_What you will do_
Every record that follows must be duplicated exactly, with images left out.

- - - - -

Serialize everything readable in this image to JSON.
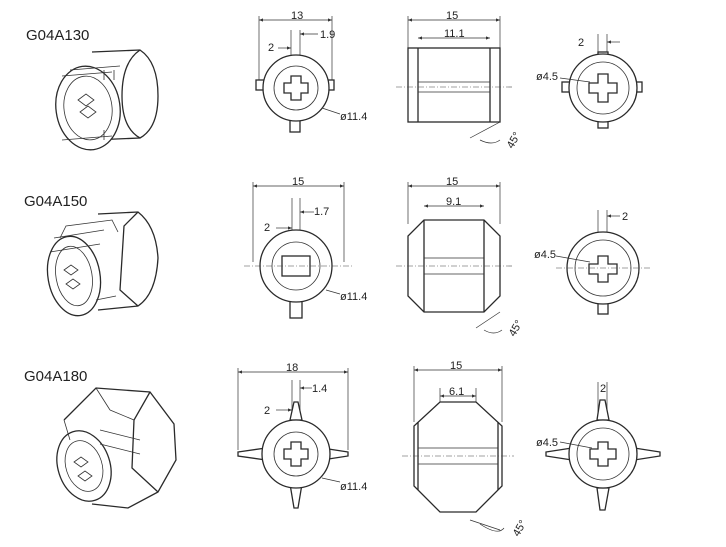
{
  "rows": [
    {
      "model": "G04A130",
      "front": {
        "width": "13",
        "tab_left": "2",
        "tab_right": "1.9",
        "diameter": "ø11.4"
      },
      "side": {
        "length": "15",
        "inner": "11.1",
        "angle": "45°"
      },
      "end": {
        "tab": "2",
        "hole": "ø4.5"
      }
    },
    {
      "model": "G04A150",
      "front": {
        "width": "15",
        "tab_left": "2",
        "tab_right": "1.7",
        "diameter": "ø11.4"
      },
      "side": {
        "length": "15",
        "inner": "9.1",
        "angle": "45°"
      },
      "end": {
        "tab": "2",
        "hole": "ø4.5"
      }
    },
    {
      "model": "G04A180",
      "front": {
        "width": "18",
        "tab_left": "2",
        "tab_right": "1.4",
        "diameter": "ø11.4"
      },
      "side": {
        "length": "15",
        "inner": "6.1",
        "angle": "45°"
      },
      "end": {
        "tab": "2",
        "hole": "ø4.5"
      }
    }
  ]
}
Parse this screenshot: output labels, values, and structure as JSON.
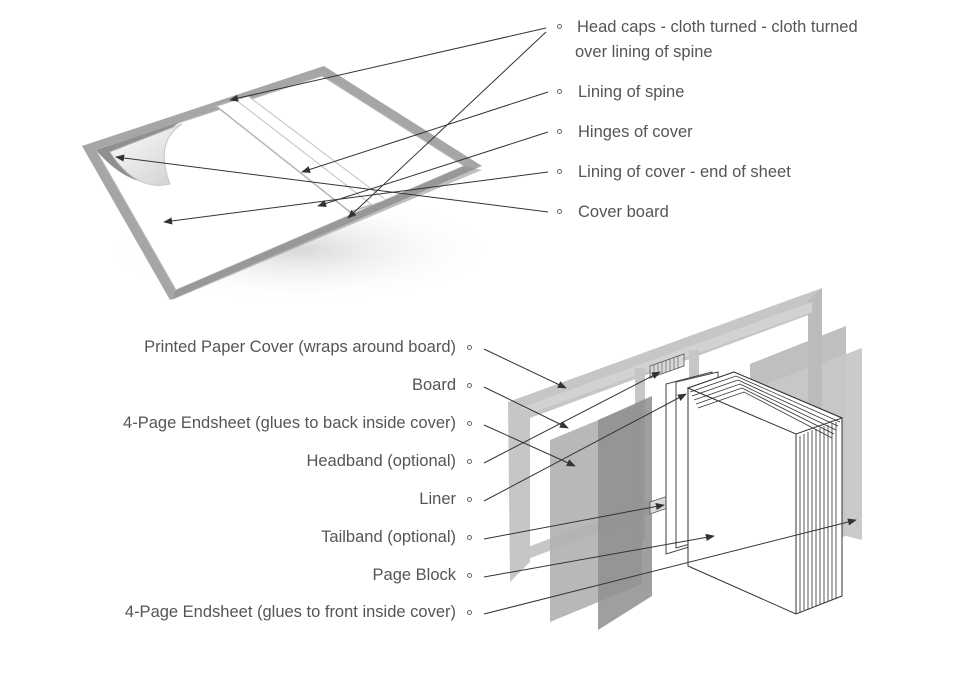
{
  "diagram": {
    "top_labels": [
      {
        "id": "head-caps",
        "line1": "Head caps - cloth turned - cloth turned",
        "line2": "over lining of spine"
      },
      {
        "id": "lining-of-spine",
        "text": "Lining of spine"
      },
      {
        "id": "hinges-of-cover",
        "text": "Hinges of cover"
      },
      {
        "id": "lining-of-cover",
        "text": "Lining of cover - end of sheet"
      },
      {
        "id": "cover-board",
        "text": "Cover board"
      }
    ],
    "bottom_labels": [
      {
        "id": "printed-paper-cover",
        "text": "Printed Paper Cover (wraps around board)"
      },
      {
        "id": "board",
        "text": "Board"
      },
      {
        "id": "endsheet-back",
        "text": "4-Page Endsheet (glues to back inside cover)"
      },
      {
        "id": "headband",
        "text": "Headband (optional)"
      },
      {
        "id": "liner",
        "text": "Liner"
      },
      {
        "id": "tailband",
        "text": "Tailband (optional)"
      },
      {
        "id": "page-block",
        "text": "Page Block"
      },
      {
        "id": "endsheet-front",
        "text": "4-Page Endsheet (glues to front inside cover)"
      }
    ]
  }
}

- - - - -

_Task result_
Serialize everything readable in this image to JSON.
{
  "rows": [
    {
      "model": "G04A130",
      "front": {
        "width": "13",
        "tab_left": "2",
        "tab_right": "1.9",
        "diameter": "ø11.4"
      },
      "side": {
        "length": "15",
        "inner": "11.1",
        "angle": "45°"
      },
      "end": {
        "tab": "2",
        "hole": "ø4.5"
      }
    },
    {
      "model": "G04A150",
      "front": {
        "width": "15",
        "tab_left": "2",
        "tab_right": "1.7",
        "diameter": "ø11.4"
      },
      "side": {
        "length": "15",
        "inner": "9.1",
        "angle": "45°"
      },
      "end": {
        "tab": "2",
        "hole": "ø4.5"
      }
    },
    {
      "model": "G04A180",
      "front": {
        "width": "18",
        "tab_left": "2",
        "tab_right": "1.4",
        "diameter": "ø11.4"
      },
      "side": {
        "length": "15",
        "inner": "6.1",
        "angle": "45°"
      },
      "end": {
        "tab": "2",
        "hole": "ø4.5"
      }
    }
  ]
}
Parse this screenshot: output labels, values, and structure as JSON.
{
  "diagram": {
    "top_labels": [
      {
        "id": "head-caps",
        "line1": "Head caps - cloth turned - cloth turned",
        "line2": "over lining of spine"
      },
      {
        "id": "lining-of-spine",
        "text": "Lining of spine"
      },
      {
        "id": "hinges-of-cover",
        "text": "Hinges of cover"
      },
      {
        "id": "lining-of-cover",
        "text": "Lining of cover - end of sheet"
      },
      {
        "id": "cover-board",
        "text": "Cover board"
      }
    ],
    "bottom_labels": [
      {
        "id": "printed-paper-cover",
        "text": "Printed Paper Cover (wraps around board)"
      },
      {
        "id": "board",
        "text": "Board"
      },
      {
        "id": "endsheet-back",
        "text": "4-Page Endsheet (glues to back inside cover)"
      },
      {
        "id": "headband",
        "text": "Headband (optional)"
      },
      {
        "id": "liner",
        "text": "Liner"
      },
      {
        "id": "tailband",
        "text": "Tailband (optional)"
      },
      {
        "id": "page-block",
        "text": "Page Block"
      },
      {
        "id": "endsheet-front",
        "text": "4-Page Endsheet (glues to front inside cover)"
      }
    ]
  }
}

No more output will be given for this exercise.